[Dataset rows about figures]
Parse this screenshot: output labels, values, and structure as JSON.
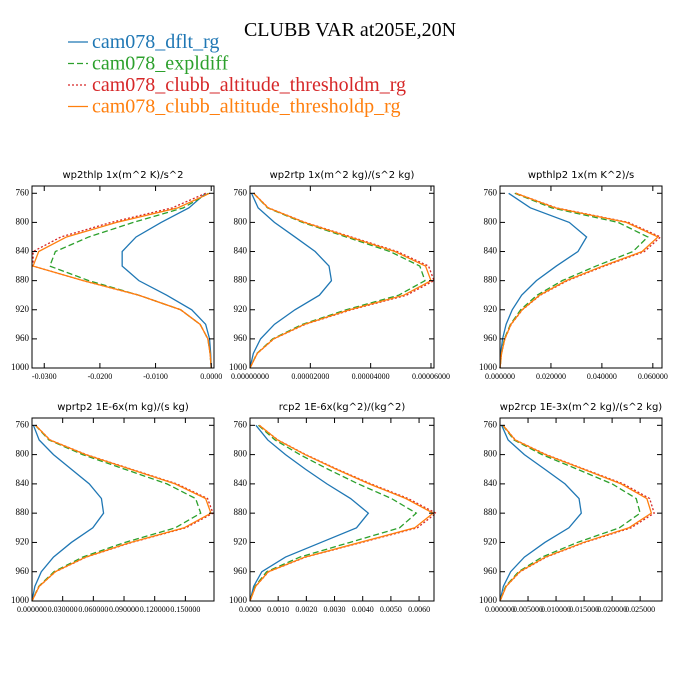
{
  "title": "CLUBB VAR at205E,20N",
  "legend": [
    {
      "name": "cam078_dflt_rg",
      "color": "#1f77b4",
      "dash": "none"
    },
    {
      "name": "cam078_expldiff",
      "color": "#2ca02c",
      "dash": "6,3"
    },
    {
      "name": "cam078_clubb_altitude_thresholdm_rg",
      "color": "#d62728",
      "dash": "2,2"
    },
    {
      "name": "cam078_clubb_altitude_thresholdp_rg",
      "color": "#ff7f0e",
      "dash": "none"
    }
  ],
  "chart_data": [
    {
      "type": "line",
      "title": "wp2thlp  1x(m^2 K)/s^2",
      "levels": [
        760,
        780,
        800,
        820,
        840,
        860,
        880,
        900,
        920,
        940,
        960,
        980,
        1000
      ],
      "ylim": [
        1000,
        750
      ],
      "yticks": [
        760,
        800,
        840,
        880,
        920,
        960,
        1000
      ],
      "xlim": [
        -0.0322,
        0.0005
      ],
      "xticks": [
        {
          "value": -0.03,
          "label": "-0.0300"
        },
        {
          "value": -0.02,
          "label": "-0.0200"
        },
        {
          "value": -0.01,
          "label": "-0.0100"
        },
        {
          "value": 0,
          "label": "0.0000"
        }
      ],
      "series": [
        {
          "values": [
            -0.001,
            -0.004,
            -0.009,
            -0.0135,
            -0.016,
            -0.016,
            -0.013,
            -0.008,
            -0.0035,
            -0.001,
            -0.0003,
            -0.0001,
            0
          ]
        },
        {
          "values": [
            -0.0005,
            -0.005,
            -0.014,
            -0.022,
            -0.028,
            -0.029,
            -0.022,
            -0.013,
            -0.0055,
            -0.002,
            -0.0006,
            -0.0002,
            0
          ]
        },
        {
          "values": [
            -0.001,
            -0.007,
            -0.018,
            -0.027,
            -0.032,
            -0.032,
            -0.023,
            -0.013,
            -0.0055,
            -0.002,
            -0.0006,
            -0.0002,
            0
          ]
        },
        {
          "values": [
            -0.0003,
            -0.006,
            -0.017,
            -0.026,
            -0.031,
            -0.032,
            -0.023,
            -0.013,
            -0.0055,
            -0.002,
            -0.0006,
            -0.0002,
            0
          ]
        }
      ]
    },
    {
      "type": "line",
      "title": "wp2rtp  1x(m^2 kg)/(s^2 kg)",
      "levels": [
        760,
        780,
        800,
        820,
        840,
        860,
        880,
        900,
        920,
        940,
        960,
        980,
        1000
      ],
      "ylim": [
        1000,
        750
      ],
      "yticks": [
        760,
        800,
        840,
        880,
        920,
        960,
        1000
      ],
      "xlim": [
        0,
        6.1e-05
      ],
      "xticks": [
        {
          "value": 0,
          "label": "0.00000000"
        },
        {
          "value": 2e-05,
          "label": "0.00002000"
        },
        {
          "value": 4e-05,
          "label": "0.00004000"
        },
        {
          "value": 6e-05,
          "label": "0.00006000"
        }
      ],
      "series": [
        {
          "values": [
            5e-07,
            2.7e-06,
            8.1e-06,
            1.49e-05,
            2.16e-05,
            2.62e-05,
            2.7e-05,
            2.3e-05,
            1.49e-05,
            8.1e-06,
            3.5e-06,
            1.1e-06,
            0
          ]
        },
        {
          "values": [
            1.2e-06,
            5.8e-06,
            1.74e-05,
            3.19e-05,
            4.64e-05,
            5.63e-05,
            5.8e-05,
            4.93e-05,
            3.19e-05,
            1.74e-05,
            7.5e-06,
            2.3e-06,
            0
          ]
        },
        {
          "values": [
            1.2e-06,
            6.1e-06,
            1.83e-05,
            3.36e-05,
            4.88e-05,
            5.92e-05,
            6.1e-05,
            5.19e-05,
            3.36e-05,
            1.83e-05,
            7.9e-06,
            2.4e-06,
            0
          ]
        },
        {
          "values": [
            1.2e-06,
            6e-06,
            1.8e-05,
            3.3e-05,
            4.8e-05,
            5.82e-05,
            6e-05,
            5.1e-05,
            3.3e-05,
            1.8e-05,
            7.8e-06,
            2.4e-06,
            0
          ]
        }
      ]
    },
    {
      "type": "line",
      "title": "wpthlp2  1x(m K^2)/s",
      "levels": [
        760,
        780,
        800,
        820,
        840,
        860,
        880,
        900,
        920,
        940,
        960,
        980,
        1000
      ],
      "ylim": [
        1000,
        750
      ],
      "yticks": [
        760,
        800,
        840,
        880,
        920,
        960,
        1000
      ],
      "xlim": [
        0,
        0.0636
      ],
      "xticks": [
        {
          "value": 0,
          "label": "0.000000"
        },
        {
          "value": 0.02,
          "label": "0.020000"
        },
        {
          "value": 0.04,
          "label": "0.040000"
        },
        {
          "value": 0.06,
          "label": "0.060000"
        }
      ],
      "series": [
        {
          "values": [
            0.0034,
            0.0119,
            0.0272,
            0.034,
            0.0306,
            0.0221,
            0.0143,
            0.0085,
            0.0048,
            0.0024,
            0.001,
            0.0003,
            0
          ]
        },
        {
          "values": [
            0.0058,
            0.0203,
            0.0464,
            0.058,
            0.0522,
            0.0377,
            0.0244,
            0.0145,
            0.0081,
            0.0041,
            0.0017,
            0.0006,
            0
          ]
        },
        {
          "values": [
            0.0063,
            0.0221,
            0.0504,
            0.063,
            0.0567,
            0.041,
            0.0265,
            0.0158,
            0.0088,
            0.0044,
            0.0019,
            0.0006,
            0
          ]
        },
        {
          "values": [
            0.0062,
            0.0217,
            0.0496,
            0.062,
            0.0558,
            0.0403,
            0.026,
            0.0155,
            0.0087,
            0.0043,
            0.0019,
            0.0006,
            0
          ]
        }
      ]
    },
    {
      "type": "line",
      "title": "wprtp2  1E-6x(m kg)/(s kg)",
      "levels": [
        760,
        780,
        800,
        820,
        840,
        860,
        880,
        900,
        920,
        940,
        960,
        980,
        1000
      ],
      "ylim": [
        1000,
        750
      ],
      "yticks": [
        760,
        800,
        840,
        880,
        920,
        960,
        1000
      ],
      "xlim": [
        0,
        0.178
      ],
      "xticks": [
        {
          "value": 0,
          "label": "0.000000"
        },
        {
          "value": 0.03,
          "label": "0.030000"
        },
        {
          "value": 0.06,
          "label": "0.060000"
        },
        {
          "value": 0.09,
          "label": "0.090000"
        },
        {
          "value": 0.12,
          "label": "0.120000"
        },
        {
          "value": 0.15,
          "label": "0.150000"
        }
      ],
      "series": [
        {
          "values": [
            0.0014,
            0.007,
            0.021,
            0.0385,
            0.056,
            0.0679,
            0.07,
            0.0595,
            0.0385,
            0.021,
            0.0091,
            0.0028,
            0
          ]
        },
        {
          "values": [
            0.0033,
            0.0165,
            0.0495,
            0.0908,
            0.132,
            0.16,
            0.165,
            0.1403,
            0.0908,
            0.0495,
            0.0215,
            0.0066,
            0
          ]
        },
        {
          "values": [
            0.0035,
            0.0177,
            0.0531,
            0.0974,
            0.1416,
            0.1717,
            0.177,
            0.1505,
            0.0974,
            0.0531,
            0.023,
            0.0071,
            0
          ]
        },
        {
          "values": [
            0.0035,
            0.0175,
            0.0525,
            0.0963,
            0.14,
            0.1698,
            0.175,
            0.1488,
            0.0963,
            0.0525,
            0.0228,
            0.007,
            0
          ]
        }
      ]
    },
    {
      "type": "line",
      "title": "rcp2  1E-6x(kg^2)/(kg^2)",
      "levels": [
        760,
        780,
        800,
        820,
        840,
        860,
        880,
        900,
        920,
        940,
        960,
        980,
        1000
      ],
      "ylim": [
        1000,
        750
      ],
      "yticks": [
        760,
        800,
        840,
        880,
        920,
        960,
        1000
      ],
      "xlim": [
        0,
        0.00653
      ],
      "xticks": [
        {
          "value": 0,
          "label": "0.0000"
        },
        {
          "value": 0.001,
          "label": "0.0010"
        },
        {
          "value": 0.002,
          "label": "0.0020"
        },
        {
          "value": 0.003,
          "label": "0.0030"
        },
        {
          "value": 0.004,
          "label": "0.0040"
        },
        {
          "value": 0.005,
          "label": "0.0050"
        },
        {
          "value": 0.006,
          "label": "0.0060"
        }
      ],
      "series": [
        {
          "values": [
            0.00021,
            0.00063,
            0.00126,
            0.00197,
            0.00273,
            0.00357,
            0.0042,
            0.00378,
            0.00252,
            0.00126,
            0.00042,
            0.00013,
            0
          ]
        },
        {
          "values": [
            0.0003,
            0.00089,
            0.00177,
            0.00277,
            0.00384,
            0.00502,
            0.0059,
            0.00531,
            0.00354,
            0.00177,
            0.00059,
            0.00018,
            0
          ]
        },
        {
          "values": [
            0.00033,
            0.00099,
            0.00198,
            0.0031,
            0.00429,
            0.00561,
            0.0066,
            0.00594,
            0.00396,
            0.00198,
            0.00066,
            0.0002,
            0
          ]
        },
        {
          "values": [
            0.00033,
            0.00098,
            0.00195,
            0.00306,
            0.00423,
            0.00553,
            0.0065,
            0.00585,
            0.0039,
            0.00195,
            0.00065,
            0.0002,
            0
          ]
        }
      ]
    },
    {
      "type": "line",
      "title": "wp2rcp  1E-3x(m^2 kg)/(s^2 kg)",
      "levels": [
        760,
        780,
        800,
        820,
        840,
        860,
        880,
        900,
        920,
        940,
        960,
        980,
        1000
      ],
      "ylim": [
        1000,
        750
      ],
      "yticks": [
        760,
        800,
        840,
        880,
        920,
        960,
        1000
      ],
      "xlim": [
        0,
        0.0289
      ],
      "xticks": [
        {
          "value": 0,
          "label": "0.000000"
        },
        {
          "value": 0.005,
          "label": "0.005000"
        },
        {
          "value": 0.01,
          "label": "0.010000"
        },
        {
          "value": 0.015,
          "label": "0.015000"
        },
        {
          "value": 0.02,
          "label": "0.020000"
        },
        {
          "value": 0.025,
          "label": "0.025000"
        }
      ],
      "series": [
        {
          "values": [
            0.0003,
            0.00145,
            0.00435,
            0.008,
            0.0116,
            0.0141,
            0.0145,
            0.0123,
            0.008,
            0.00435,
            0.0019,
            0.0006,
            0
          ]
        },
        {
          "values": [
            0.0005,
            0.0025,
            0.0075,
            0.0138,
            0.02,
            0.0243,
            0.025,
            0.0213,
            0.0138,
            0.0075,
            0.0033,
            0.001,
            0
          ]
        },
        {
          "values": [
            0.00055,
            0.00275,
            0.00825,
            0.0151,
            0.022,
            0.0267,
            0.0275,
            0.0234,
            0.0151,
            0.00825,
            0.0036,
            0.0011,
            0
          ]
        },
        {
          "values": [
            0.00054,
            0.0027,
            0.0081,
            0.0149,
            0.0216,
            0.0262,
            0.027,
            0.023,
            0.0149,
            0.0081,
            0.0035,
            0.0011,
            0
          ]
        }
      ]
    }
  ]
}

• [Task]:
Return each line of the listing that holds the string "name".

• [Finished answer]:
      "name": "cam078_dflt_rg",
      "name": "cam078_expldiff",
      "name": "cam078_clubb_altitude_thresholdm_rg",
      "name": "cam078_clubb_altitude_thresholdp_rg",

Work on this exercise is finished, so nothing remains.